§ WHAT THE TASK ASKS
Reproduce the listing below word for word, with no pictures.

§ EXTRACTED ENTRIES
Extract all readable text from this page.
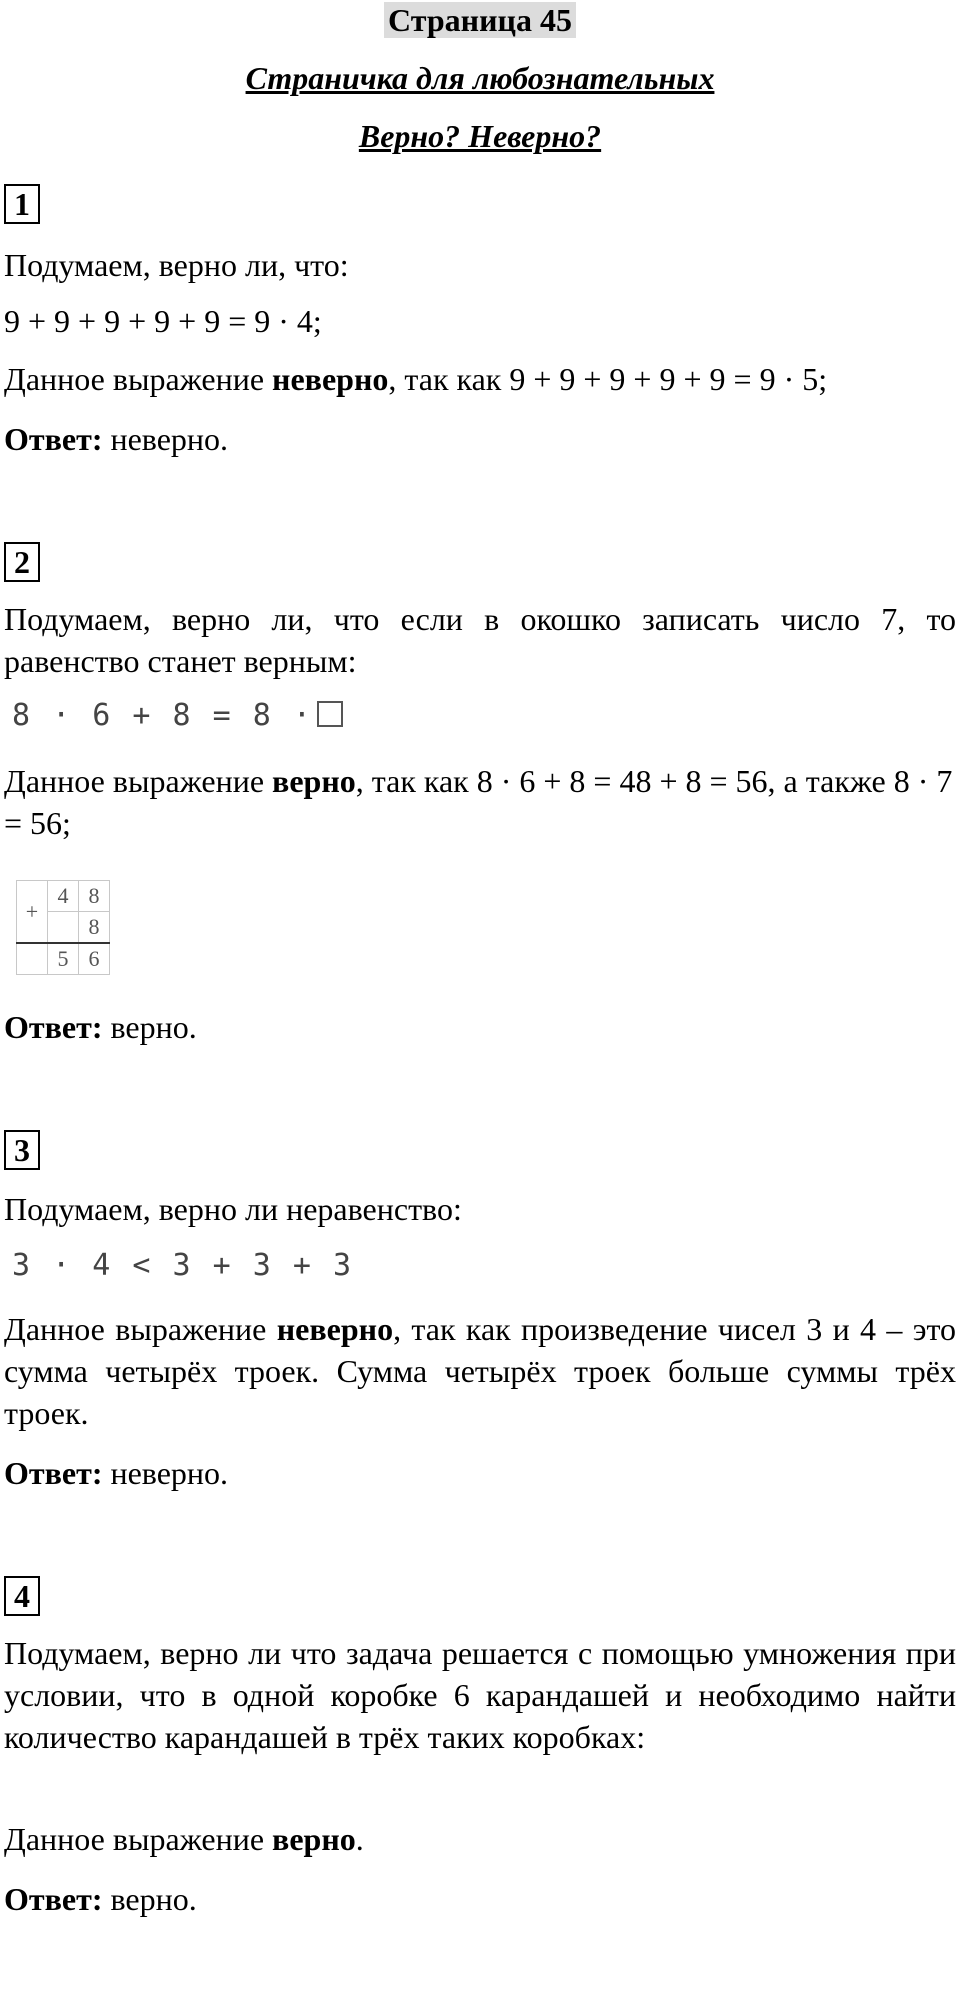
Страница 45
Страничка для любознательных
Верно? Неверно?
1
Подумаем, верно ли, что:
9 + 9 + 9 + 9 + 9 = 9 · 4;
Данное выражение неверно, так как 9 + 9 + 9 + 9 + 9 = 9 · 5;
Ответ: неверно.
2
Подумаем, верно ли, что если в окошко записать число 7, то равенство станет верным:
8 · 6 + 8 = 8 ·
Данное выражение верно, так как 8 · 6 + 8 = 48 + 8 = 56, а также 8 · 7 = 56;
+	4	8
		8
	5	6
Ответ: верно.
3
Подумаем, верно ли неравенство:
3 · 4 < 3 + 3 + 3
Данное выражение неверно, так как произведение чисел 3 и 4 – это сумма четырёх троек. Сумма четырёх троек больше суммы трёх троек.
Ответ: неверно.
4
Подумаем, верно ли что задача решается с помощью умножения при условии, что в одной коробке 6 карандашей и необходимо найти количество карандашей в трёх таких коробках:
Данное выражение верно.
Ответ: верно.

§ RESPONSE BELOW
Extract all readable text from this page.
Страница 45
Страничка для любознательных
Верно? Неверно?
1
Подумаем, верно ли, что:
9 + 9 + 9 + 9 + 9 = 9 · 4;
Данное выражение неверно, так как 9 + 9 + 9 + 9 + 9 = 9 · 5;
Ответ: неверно.
2
Подумаем, верно ли, что если в окошко записать число 7, то равенство станет верным:
8 · 6 + 8 = 8 ·
Данное выражение верно, так как 8 · 6 + 8 = 48 + 8 = 56, а также 8 · 7 = 56;
+	4	8
		8
	5	6
Ответ: верно.
3
Подумаем, верно ли неравенство:
3 · 4 < 3 + 3 + 3
Данное выражение неверно, так как произведение чисел 3 и 4 – это сумма четырёх троек. Сумма четырёх троек больше суммы трёх троек.
Ответ: неверно.
4
Подумаем, верно ли что задача решается с помощью умножения при условии, что в одной коробке 6 карандашей и необходимо найти количество карандашей в трёх таких коробках:
Данное выражение верно.
Ответ: верно.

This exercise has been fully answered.